## Problem to work on
The required output is a single number: how many lines of the material contain the string "User".

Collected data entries
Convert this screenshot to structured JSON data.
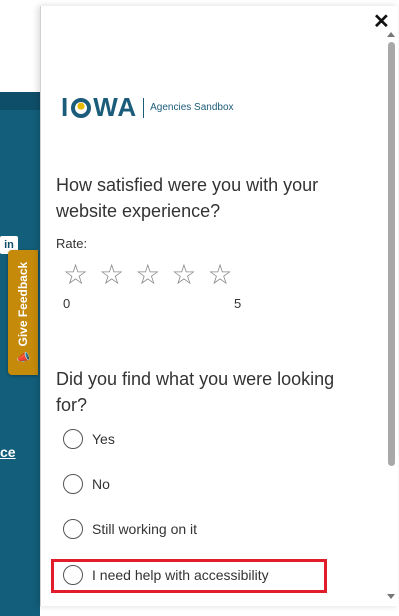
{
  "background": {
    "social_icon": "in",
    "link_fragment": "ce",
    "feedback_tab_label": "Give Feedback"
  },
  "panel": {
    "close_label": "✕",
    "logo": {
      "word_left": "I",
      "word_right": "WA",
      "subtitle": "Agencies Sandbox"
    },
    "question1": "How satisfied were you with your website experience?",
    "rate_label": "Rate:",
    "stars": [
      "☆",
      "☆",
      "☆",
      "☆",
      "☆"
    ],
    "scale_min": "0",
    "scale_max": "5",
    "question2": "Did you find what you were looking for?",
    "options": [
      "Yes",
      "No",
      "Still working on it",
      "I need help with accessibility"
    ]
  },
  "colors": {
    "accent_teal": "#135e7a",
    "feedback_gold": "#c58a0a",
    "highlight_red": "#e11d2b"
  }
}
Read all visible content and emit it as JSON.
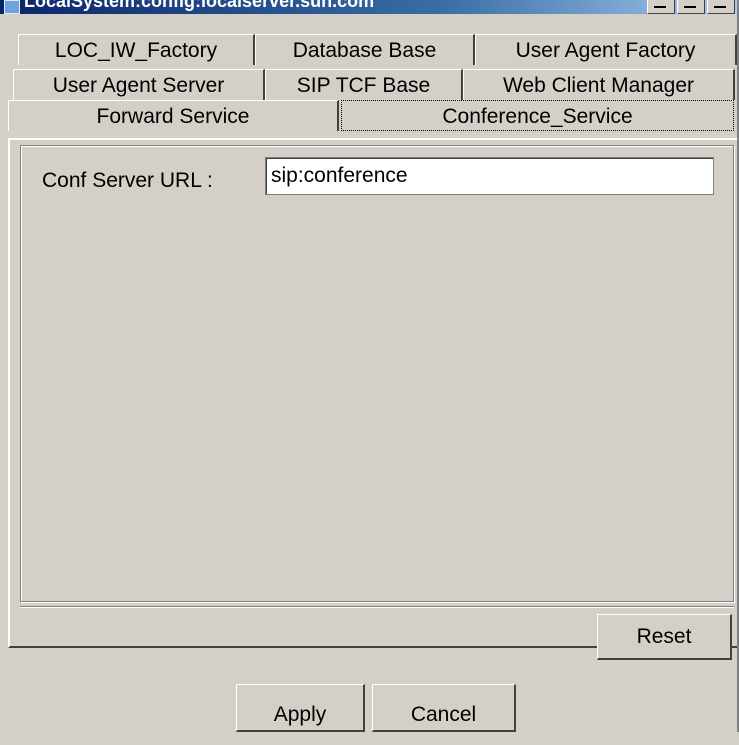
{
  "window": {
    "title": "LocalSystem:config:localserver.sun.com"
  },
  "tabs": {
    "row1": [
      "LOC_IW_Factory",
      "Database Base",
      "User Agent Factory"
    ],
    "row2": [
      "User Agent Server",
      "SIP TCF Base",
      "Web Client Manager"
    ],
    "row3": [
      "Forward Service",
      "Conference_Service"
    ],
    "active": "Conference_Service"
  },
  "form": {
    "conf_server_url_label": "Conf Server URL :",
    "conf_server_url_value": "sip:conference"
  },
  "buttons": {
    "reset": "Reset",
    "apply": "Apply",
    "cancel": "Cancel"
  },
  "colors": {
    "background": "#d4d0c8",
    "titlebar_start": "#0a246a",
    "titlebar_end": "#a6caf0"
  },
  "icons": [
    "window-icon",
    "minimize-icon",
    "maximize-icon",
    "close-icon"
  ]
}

## Task result
2